__WHAT IS BEING ASKED__. Reproduce the data exactly.

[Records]
○ ○ ○ ○ ○
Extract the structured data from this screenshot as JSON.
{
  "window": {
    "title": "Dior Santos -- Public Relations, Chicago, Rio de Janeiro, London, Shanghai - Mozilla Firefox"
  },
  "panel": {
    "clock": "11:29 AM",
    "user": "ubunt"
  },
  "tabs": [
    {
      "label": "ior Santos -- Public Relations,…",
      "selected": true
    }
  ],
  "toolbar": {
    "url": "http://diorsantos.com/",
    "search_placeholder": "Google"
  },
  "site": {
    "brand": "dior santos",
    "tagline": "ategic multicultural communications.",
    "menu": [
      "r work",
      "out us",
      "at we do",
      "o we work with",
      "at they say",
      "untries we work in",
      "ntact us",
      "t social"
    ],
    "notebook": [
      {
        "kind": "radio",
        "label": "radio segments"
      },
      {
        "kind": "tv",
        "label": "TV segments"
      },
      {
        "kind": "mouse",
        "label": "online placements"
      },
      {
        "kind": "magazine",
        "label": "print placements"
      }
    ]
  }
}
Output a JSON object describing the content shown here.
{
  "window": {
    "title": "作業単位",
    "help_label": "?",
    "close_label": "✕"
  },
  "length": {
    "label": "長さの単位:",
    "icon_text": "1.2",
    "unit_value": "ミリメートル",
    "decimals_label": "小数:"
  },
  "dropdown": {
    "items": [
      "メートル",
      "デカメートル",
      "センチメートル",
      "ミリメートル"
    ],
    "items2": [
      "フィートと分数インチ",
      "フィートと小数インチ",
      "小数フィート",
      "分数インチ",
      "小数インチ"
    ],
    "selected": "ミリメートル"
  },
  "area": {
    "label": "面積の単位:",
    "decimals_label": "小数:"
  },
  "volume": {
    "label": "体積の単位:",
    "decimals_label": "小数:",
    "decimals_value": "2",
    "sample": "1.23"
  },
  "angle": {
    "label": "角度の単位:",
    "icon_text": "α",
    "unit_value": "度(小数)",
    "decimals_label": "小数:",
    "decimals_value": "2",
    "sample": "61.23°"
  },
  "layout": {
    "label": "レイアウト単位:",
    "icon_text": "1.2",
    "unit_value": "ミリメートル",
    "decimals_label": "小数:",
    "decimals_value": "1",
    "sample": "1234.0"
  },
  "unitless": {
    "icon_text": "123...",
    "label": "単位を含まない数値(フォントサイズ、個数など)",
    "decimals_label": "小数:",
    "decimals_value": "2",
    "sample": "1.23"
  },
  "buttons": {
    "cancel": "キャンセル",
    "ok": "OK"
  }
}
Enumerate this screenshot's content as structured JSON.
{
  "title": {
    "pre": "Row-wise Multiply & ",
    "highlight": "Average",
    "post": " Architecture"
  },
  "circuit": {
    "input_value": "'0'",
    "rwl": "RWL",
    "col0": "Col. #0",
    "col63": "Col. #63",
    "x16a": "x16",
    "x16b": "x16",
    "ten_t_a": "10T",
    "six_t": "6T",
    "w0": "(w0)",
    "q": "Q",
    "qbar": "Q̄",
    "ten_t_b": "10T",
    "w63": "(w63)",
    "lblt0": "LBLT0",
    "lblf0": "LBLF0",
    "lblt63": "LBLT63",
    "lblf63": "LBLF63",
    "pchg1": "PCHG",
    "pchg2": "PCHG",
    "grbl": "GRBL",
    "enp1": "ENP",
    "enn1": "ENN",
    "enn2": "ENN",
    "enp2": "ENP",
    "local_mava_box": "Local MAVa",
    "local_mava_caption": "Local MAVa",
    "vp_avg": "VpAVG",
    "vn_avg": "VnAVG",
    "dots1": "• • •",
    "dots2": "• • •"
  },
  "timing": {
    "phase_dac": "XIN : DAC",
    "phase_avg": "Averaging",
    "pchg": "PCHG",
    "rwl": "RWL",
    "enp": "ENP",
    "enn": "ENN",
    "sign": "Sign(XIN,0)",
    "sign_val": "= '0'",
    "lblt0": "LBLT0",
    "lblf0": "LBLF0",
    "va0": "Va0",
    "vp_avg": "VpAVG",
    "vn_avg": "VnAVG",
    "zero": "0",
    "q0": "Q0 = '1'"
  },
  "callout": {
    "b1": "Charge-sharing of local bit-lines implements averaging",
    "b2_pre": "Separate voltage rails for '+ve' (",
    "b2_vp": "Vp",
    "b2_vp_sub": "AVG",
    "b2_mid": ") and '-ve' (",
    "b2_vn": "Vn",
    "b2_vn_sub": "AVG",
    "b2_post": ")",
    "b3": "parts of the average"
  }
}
○ ○ ○ ○ ○
__OUTPUT FOR THIS TASK__.
Extract the structured data from this screenshot as JSON.
{
  "window": {
    "title": "Dior Santos -- Public Relations, Chicago, Rio de Janeiro, London, Shanghai - Mozilla Firefox"
  },
  "panel": {
    "clock": "11:29 AM",
    "user": "ubunt"
  },
  "tabs": [
    {
      "label": "ior Santos -- Public Relations,…",
      "selected": true
    }
  ],
  "toolbar": {
    "url": "http://diorsantos.com/",
    "search_placeholder": "Google"
  },
  "site": {
    "brand": "dior santos",
    "tagline": "ategic multicultural communications.",
    "menu": [
      "r work",
      "out us",
      "at we do",
      "o we work with",
      "at they say",
      "untries we work in",
      "ntact us",
      "t social"
    ],
    "notebook": [
      {
        "kind": "radio",
        "label": "radio segments"
      },
      {
        "kind": "tv",
        "label": "TV segments"
      },
      {
        "kind": "mouse",
        "label": "online placements"
      },
      {
        "kind": "magazine",
        "label": "print placements"
      }
    ]
  }
}
Output a JSON object describing the content shown here.
{
  "window": {
    "title": "作業単位",
    "help_label": "?",
    "close_label": "✕"
  },
  "length": {
    "label": "長さの単位:",
    "icon_text": "1.2",
    "unit_value": "ミリメートル",
    "decimals_label": "小数:"
  },
  "dropdown": {
    "items": [
      "メートル",
      "デカメートル",
      "センチメートル",
      "ミリメートル"
    ],
    "items2": [
      "フィートと分数インチ",
      "フィートと小数インチ",
      "小数フィート",
      "分数インチ",
      "小数インチ"
    ],
    "selected": "ミリメートル"
  },
  "area": {
    "label": "面積の単位:",
    "decimals_label": "小数:"
  },
  "volume": {
    "label": "体積の単位:",
    "decimals_label": "小数:",
    "decimals_value": "2",
    "sample": "1.23"
  },
  "angle": {
    "label": "角度の単位:",
    "icon_text": "α",
    "unit_value": "度(小数)",
    "decimals_label": "小数:",
    "decimals_value": "2",
    "sample": "61.23°"
  },
  "layout": {
    "label": "レイアウト単位:",
    "icon_text": "1.2",
    "unit_value": "ミリメートル",
    "decimals_label": "小数:",
    "decimals_value": "1",
    "sample": "1234.0"
  },
  "unitless": {
    "icon_text": "123...",
    "label": "単位を含まない数値(フォントサイズ、個数など)",
    "decimals_label": "小数:",
    "decimals_value": "2",
    "sample": "1.23"
  },
  "buttons": {
    "cancel": "キャンセル",
    "ok": "OK"
  }
}
Enumerate this screenshot's content as structured JSON.
{
  "title": {
    "pre": "Row-wise Multiply & ",
    "highlight": "Average",
    "post": " Architecture"
  },
  "circuit": {
    "input_value": "'0'",
    "rwl": "RWL",
    "col0": "Col. #0",
    "col63": "Col. #63",
    "x16a": "x16",
    "x16b": "x16",
    "ten_t_a": "10T",
    "six_t": "6T",
    "w0": "(w0)",
    "q": "Q",
    "qbar": "Q̄",
    "ten_t_b": "10T",
    "w63": "(w63)",
    "lblt0": "LBLT0",
    "lblf0": "LBLF0",
    "lblt63": "LBLT63",
    "lblf63": "LBLF63",
    "pchg1": "PCHG",
    "pchg2": "PCHG",
    "grbl": "GRBL",
    "enp1": "ENP",
    "enn1": "ENN",
    "enn2": "ENN",
    "enp2": "ENP",
    "local_mava_box": "Local MAVa",
    "local_mava_caption": "Local MAVa",
    "vp_avg": "VpAVG",
    "vn_avg": "VnAVG",
    "dots1": "• • •",
    "dots2": "• • •"
  },
  "timing": {
    "phase_dac": "XIN : DAC",
    "phase_avg": "Averaging",
    "pchg": "PCHG",
    "rwl": "RWL",
    "enp": "ENP",
    "enn": "ENN",
    "sign": "Sign(XIN,0)",
    "sign_val": "= '0'",
    "lblt0": "LBLT0",
    "lblf0": "LBLF0",
    "va0": "Va0",
    "vp_avg": "VpAVG",
    "vn_avg": "VnAVG",
    "zero": "0",
    "q0": "Q0 = '1'"
  },
  "callout": {
    "b1": "Charge-sharing of local bit-lines implements averaging",
    "b2_pre": "Separate voltage rails for '+ve' (",
    "b2_vp": "Vp",
    "b2_vp_sub": "AVG",
    "b2_mid": ") and '-ve' (",
    "b2_vn": "Vn",
    "b2_vn_sub": "AVG",
    "b2_post": ")",
    "b3": "parts of the average"
  }
}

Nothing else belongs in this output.